begin SUPPLIED DATA

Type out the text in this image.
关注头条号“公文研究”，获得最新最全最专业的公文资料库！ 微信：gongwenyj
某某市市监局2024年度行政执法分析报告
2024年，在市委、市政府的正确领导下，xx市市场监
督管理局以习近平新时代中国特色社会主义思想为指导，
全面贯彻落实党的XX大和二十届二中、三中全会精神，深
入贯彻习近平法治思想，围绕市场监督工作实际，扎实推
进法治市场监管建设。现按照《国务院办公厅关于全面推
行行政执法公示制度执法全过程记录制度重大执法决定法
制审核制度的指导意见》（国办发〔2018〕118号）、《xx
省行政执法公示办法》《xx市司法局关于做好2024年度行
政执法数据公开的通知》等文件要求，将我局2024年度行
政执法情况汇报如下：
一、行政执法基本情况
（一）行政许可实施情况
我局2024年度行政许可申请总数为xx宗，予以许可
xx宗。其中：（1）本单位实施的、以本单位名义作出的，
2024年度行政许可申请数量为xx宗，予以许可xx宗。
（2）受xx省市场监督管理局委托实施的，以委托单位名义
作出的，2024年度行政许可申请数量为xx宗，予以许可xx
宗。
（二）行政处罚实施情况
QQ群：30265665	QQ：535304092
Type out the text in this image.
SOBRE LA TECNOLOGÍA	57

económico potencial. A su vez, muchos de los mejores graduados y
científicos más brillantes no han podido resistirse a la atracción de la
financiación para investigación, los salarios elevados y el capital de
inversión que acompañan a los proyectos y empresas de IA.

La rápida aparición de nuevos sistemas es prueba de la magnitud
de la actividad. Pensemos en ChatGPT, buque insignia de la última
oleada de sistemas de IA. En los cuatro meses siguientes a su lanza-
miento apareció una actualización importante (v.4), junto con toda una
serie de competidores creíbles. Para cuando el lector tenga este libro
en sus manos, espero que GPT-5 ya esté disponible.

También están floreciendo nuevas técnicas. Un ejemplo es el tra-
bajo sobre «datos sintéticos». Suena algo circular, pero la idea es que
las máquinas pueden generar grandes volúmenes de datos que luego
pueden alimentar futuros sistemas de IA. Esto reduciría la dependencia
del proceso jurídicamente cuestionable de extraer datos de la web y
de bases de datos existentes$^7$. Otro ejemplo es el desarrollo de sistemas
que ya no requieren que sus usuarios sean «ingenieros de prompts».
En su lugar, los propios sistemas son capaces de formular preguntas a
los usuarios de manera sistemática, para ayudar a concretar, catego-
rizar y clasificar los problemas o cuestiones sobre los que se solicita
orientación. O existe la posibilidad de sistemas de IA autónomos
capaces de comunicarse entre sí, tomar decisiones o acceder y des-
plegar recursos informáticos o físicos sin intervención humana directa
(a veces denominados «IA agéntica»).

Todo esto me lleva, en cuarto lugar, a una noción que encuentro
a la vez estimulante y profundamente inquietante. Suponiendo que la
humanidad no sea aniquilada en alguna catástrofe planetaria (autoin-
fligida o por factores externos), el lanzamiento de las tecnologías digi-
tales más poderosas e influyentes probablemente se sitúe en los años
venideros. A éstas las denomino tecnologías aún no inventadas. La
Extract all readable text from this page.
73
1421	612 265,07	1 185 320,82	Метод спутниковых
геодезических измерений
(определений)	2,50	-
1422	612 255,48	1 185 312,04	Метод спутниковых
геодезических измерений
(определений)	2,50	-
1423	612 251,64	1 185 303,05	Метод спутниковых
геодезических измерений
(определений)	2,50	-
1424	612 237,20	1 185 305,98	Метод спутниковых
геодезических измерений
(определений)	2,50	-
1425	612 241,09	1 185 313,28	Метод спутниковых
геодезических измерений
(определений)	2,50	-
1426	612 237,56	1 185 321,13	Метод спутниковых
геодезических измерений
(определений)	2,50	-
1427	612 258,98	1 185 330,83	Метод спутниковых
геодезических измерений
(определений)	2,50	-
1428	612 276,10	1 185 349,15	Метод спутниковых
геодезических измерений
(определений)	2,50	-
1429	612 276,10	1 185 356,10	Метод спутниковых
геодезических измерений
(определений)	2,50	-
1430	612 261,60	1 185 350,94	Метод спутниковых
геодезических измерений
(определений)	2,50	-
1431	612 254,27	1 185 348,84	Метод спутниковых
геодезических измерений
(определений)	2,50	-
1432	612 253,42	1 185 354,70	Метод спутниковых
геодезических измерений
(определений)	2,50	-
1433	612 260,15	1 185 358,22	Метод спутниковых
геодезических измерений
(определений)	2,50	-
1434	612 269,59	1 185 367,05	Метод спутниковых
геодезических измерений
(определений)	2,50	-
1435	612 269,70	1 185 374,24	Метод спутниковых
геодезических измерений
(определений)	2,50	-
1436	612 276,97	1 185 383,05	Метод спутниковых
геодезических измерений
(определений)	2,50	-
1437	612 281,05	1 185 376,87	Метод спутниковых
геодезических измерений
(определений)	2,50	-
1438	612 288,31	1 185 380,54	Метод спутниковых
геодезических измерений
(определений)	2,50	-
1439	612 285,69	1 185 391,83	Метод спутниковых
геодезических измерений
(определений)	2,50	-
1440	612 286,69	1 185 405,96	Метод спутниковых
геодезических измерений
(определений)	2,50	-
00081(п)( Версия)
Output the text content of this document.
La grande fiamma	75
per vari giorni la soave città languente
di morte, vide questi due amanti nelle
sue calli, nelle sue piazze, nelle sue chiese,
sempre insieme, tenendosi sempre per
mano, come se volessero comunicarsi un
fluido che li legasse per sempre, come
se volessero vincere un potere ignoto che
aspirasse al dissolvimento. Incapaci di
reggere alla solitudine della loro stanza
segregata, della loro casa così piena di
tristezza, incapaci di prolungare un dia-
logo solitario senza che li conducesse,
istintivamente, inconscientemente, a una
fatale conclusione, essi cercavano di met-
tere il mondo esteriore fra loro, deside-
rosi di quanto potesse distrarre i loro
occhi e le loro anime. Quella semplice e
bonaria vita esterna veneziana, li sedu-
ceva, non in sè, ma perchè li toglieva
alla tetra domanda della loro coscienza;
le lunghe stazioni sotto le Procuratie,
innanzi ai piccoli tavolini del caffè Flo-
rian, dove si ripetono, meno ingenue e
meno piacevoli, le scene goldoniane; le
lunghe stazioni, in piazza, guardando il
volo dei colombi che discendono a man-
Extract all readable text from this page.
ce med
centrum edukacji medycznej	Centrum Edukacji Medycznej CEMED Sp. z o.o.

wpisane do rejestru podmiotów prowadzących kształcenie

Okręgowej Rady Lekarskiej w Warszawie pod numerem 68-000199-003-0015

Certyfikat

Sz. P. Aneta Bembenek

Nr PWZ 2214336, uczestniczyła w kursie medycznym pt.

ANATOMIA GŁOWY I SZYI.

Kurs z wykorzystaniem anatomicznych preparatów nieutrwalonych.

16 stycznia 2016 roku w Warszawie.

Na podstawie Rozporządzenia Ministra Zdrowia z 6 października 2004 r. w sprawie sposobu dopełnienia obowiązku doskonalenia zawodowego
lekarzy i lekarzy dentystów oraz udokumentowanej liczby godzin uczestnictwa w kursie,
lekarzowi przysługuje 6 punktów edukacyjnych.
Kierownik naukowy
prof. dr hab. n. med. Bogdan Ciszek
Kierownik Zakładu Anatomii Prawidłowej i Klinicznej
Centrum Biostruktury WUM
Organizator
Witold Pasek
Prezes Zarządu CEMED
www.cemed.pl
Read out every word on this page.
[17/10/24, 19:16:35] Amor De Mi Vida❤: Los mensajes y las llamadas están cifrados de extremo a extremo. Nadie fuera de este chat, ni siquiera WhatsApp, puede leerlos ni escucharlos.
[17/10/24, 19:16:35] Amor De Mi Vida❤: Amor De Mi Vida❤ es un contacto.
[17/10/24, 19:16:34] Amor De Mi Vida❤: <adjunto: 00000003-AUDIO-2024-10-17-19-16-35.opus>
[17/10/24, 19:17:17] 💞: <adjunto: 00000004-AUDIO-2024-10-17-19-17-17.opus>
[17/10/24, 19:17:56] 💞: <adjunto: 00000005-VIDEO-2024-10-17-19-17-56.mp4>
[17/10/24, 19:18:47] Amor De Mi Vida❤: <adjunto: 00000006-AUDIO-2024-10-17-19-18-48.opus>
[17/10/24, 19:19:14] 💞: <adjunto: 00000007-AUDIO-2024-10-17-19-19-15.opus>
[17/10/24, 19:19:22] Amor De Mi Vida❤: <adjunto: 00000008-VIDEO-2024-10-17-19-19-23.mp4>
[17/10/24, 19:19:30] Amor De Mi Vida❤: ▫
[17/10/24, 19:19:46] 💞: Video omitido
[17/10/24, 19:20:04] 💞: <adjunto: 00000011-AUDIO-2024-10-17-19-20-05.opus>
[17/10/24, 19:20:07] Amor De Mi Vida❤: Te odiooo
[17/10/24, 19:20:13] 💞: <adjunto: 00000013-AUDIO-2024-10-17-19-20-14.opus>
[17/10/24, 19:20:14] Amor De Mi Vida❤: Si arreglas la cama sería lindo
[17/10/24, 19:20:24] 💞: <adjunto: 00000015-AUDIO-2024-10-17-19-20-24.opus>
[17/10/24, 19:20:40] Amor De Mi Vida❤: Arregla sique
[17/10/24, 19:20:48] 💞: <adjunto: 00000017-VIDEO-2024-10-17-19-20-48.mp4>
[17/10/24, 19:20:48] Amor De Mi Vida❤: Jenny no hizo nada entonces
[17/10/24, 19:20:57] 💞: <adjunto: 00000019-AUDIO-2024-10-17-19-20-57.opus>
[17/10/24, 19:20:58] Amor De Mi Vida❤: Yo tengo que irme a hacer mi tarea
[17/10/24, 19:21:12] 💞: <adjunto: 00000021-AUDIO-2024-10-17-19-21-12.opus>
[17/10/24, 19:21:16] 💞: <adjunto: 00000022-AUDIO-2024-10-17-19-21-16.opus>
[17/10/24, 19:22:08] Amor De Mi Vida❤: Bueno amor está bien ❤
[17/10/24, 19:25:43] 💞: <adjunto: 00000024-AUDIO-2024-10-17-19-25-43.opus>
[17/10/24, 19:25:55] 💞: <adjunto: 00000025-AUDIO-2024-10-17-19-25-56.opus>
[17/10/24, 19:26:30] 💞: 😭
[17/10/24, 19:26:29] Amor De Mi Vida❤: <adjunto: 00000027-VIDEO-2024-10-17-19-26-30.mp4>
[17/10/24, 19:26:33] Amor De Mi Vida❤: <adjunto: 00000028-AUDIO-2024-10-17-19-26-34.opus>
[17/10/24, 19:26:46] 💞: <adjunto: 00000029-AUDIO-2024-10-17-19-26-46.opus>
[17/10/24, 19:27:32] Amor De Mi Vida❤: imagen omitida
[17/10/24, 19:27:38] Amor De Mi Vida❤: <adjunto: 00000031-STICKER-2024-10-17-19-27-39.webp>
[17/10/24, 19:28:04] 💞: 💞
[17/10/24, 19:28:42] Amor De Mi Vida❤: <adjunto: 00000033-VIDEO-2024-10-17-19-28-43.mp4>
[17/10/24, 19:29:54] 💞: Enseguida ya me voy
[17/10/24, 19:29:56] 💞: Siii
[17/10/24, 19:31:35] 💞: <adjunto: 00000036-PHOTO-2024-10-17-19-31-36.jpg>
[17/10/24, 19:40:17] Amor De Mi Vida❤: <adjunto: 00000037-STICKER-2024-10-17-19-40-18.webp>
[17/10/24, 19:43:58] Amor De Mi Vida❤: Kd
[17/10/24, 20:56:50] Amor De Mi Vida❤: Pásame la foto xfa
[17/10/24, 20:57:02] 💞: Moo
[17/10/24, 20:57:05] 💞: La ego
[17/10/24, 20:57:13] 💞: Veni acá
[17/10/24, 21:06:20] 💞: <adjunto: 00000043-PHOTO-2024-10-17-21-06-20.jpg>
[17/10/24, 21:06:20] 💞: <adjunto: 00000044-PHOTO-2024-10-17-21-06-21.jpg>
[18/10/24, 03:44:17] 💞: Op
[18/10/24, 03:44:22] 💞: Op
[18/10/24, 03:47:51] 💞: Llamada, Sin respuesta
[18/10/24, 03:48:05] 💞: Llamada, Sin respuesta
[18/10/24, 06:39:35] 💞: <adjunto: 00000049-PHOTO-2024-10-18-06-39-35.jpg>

end SUPPLIED DATA

# TASK DIRECTIONS
Count the lines in the records above that contain the word "respuesta", and give only the number.

# TASK RESPONSE
2